Figure record listings:
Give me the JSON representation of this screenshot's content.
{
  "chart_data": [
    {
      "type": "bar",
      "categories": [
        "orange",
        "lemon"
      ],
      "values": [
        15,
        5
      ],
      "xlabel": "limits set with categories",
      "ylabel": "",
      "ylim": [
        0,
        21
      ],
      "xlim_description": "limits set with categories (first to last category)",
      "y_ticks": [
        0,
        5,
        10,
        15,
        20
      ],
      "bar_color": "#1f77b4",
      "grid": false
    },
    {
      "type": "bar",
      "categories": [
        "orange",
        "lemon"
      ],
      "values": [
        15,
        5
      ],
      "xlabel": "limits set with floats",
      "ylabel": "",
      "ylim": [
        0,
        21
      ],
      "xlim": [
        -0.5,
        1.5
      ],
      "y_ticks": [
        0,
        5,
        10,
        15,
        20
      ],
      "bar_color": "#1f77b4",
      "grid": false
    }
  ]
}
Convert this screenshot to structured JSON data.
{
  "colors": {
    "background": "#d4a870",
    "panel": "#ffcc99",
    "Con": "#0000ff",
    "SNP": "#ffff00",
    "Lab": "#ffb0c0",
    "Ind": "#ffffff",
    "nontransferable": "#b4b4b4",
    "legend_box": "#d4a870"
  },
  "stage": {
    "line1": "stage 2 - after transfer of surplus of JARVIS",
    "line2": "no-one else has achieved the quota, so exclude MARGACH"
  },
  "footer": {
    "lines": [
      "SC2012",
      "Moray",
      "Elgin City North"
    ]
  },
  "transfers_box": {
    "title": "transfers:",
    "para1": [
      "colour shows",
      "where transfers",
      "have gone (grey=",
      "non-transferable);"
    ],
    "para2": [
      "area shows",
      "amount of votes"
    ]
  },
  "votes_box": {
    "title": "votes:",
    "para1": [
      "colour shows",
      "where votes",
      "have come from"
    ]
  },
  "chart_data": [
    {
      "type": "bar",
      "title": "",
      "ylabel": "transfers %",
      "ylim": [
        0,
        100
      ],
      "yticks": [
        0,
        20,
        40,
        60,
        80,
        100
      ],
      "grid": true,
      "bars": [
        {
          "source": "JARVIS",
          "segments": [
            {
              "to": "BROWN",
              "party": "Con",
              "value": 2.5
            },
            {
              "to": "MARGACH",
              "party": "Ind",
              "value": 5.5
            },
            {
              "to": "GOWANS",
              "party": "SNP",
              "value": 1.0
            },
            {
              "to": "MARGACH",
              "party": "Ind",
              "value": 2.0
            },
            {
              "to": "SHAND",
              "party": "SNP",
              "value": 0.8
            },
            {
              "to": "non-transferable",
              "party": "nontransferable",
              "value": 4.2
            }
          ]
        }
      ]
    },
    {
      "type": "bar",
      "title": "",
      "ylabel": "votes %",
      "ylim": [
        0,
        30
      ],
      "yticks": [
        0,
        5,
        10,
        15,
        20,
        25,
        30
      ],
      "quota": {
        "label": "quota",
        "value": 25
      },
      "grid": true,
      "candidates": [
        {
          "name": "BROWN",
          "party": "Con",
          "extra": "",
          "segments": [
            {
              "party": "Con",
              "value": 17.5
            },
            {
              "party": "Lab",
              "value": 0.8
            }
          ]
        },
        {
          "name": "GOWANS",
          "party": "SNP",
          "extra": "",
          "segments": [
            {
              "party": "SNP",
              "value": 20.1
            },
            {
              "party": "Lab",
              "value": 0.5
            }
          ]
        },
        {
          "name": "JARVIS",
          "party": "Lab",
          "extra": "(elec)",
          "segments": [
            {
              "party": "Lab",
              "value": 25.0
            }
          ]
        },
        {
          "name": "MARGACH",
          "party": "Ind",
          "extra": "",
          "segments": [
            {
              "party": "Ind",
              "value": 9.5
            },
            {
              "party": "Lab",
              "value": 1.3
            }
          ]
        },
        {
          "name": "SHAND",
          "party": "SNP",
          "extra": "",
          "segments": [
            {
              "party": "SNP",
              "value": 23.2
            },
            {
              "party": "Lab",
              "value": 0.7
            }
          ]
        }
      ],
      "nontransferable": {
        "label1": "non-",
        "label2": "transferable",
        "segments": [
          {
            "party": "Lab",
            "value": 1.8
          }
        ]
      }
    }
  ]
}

◆ **TASK**:
Copy out each record exactly as given, omitting none.

◆ **FULL ANSWER**:
Give me the JSON representation of this screenshot's content.
{
  "chart_data": [
    {
      "type": "bar",
      "categories": [
        "orange",
        "lemon"
      ],
      "values": [
        15,
        5
      ],
      "xlabel": "limits set with categories",
      "ylabel": "",
      "ylim": [
        0,
        21
      ],
      "xlim_description": "limits set with categories (first to last category)",
      "y_ticks": [
        0,
        5,
        10,
        15,
        20
      ],
      "bar_color": "#1f77b4",
      "grid": false
    },
    {
      "type": "bar",
      "categories": [
        "orange",
        "lemon"
      ],
      "values": [
        15,
        5
      ],
      "xlabel": "limits set with floats",
      "ylabel": "",
      "ylim": [
        0,
        21
      ],
      "xlim": [
        -0.5,
        1.5
      ],
      "y_ticks": [
        0,
        5,
        10,
        15,
        20
      ],
      "bar_color": "#1f77b4",
      "grid": false
    }
  ]
}
Convert this screenshot to structured JSON data.
{
  "colors": {
    "background": "#d4a870",
    "panel": "#ffcc99",
    "Con": "#0000ff",
    "SNP": "#ffff00",
    "Lab": "#ffb0c0",
    "Ind": "#ffffff",
    "nontransferable": "#b4b4b4",
    "legend_box": "#d4a870"
  },
  "stage": {
    "line1": "stage 2 - after transfer of surplus of JARVIS",
    "line2": "no-one else has achieved the quota, so exclude MARGACH"
  },
  "footer": {
    "lines": [
      "SC2012",
      "Moray",
      "Elgin City North"
    ]
  },
  "transfers_box": {
    "title": "transfers:",
    "para1": [
      "colour shows",
      "where transfers",
      "have gone (grey=",
      "non-transferable);"
    ],
    "para2": [
      "area shows",
      "amount of votes"
    ]
  },
  "votes_box": {
    "title": "votes:",
    "para1": [
      "colour shows",
      "where votes",
      "have come from"
    ]
  },
  "chart_data": [
    {
      "type": "bar",
      "title": "",
      "ylabel": "transfers %",
      "ylim": [
        0,
        100
      ],
      "yticks": [
        0,
        20,
        40,
        60,
        80,
        100
      ],
      "grid": true,
      "bars": [
        {
          "source": "JARVIS",
          "segments": [
            {
              "to": "BROWN",
              "party": "Con",
              "value": 2.5
            },
            {
              "to": "MARGACH",
              "party": "Ind",
              "value": 5.5
            },
            {
              "to": "GOWANS",
              "party": "SNP",
              "value": 1.0
            },
            {
              "to": "MARGACH",
              "party": "Ind",
              "value": 2.0
            },
            {
              "to": "SHAND",
              "party": "SNP",
              "value": 0.8
            },
            {
              "to": "non-transferable",
              "party": "nontransferable",
              "value": 4.2
            }
          ]
        }
      ]
    },
    {
      "type": "bar",
      "title": "",
      "ylabel": "votes %",
      "ylim": [
        0,
        30
      ],
      "yticks": [
        0,
        5,
        10,
        15,
        20,
        25,
        30
      ],
      "quota": {
        "label": "quota",
        "value": 25
      },
      "grid": true,
      "candidates": [
        {
          "name": "BROWN",
          "party": "Con",
          "extra": "",
          "segments": [
            {
              "party": "Con",
              "value": 17.5
            },
            {
              "party": "Lab",
              "value": 0.8
            }
          ]
        },
        {
          "name": "GOWANS",
          "party": "SNP",
          "extra": "",
          "segments": [
            {
              "party": "SNP",
              "value": 20.1
            },
            {
              "party": "Lab",
              "value": 0.5
            }
          ]
        },
        {
          "name": "JARVIS",
          "party": "Lab",
          "extra": "(elec)",
          "segments": [
            {
              "party": "Lab",
              "value": 25.0
            }
          ]
        },
        {
          "name": "MARGACH",
          "party": "Ind",
          "extra": "",
          "segments": [
            {
              "party": "Ind",
              "value": 9.5
            },
            {
              "party": "Lab",
              "value": 1.3
            }
          ]
        },
        {
          "name": "SHAND",
          "party": "SNP",
          "extra": "",
          "segments": [
            {
              "party": "SNP",
              "value": 23.2
            },
            {
              "party": "Lab",
              "value": 0.7
            }
          ]
        }
      ],
      "nontransferable": {
        "label1": "non-",
        "label2": "transferable",
        "segments": [
          {
            "party": "Lab",
            "value": 1.8
          }
        ]
      }
    }
  ]
}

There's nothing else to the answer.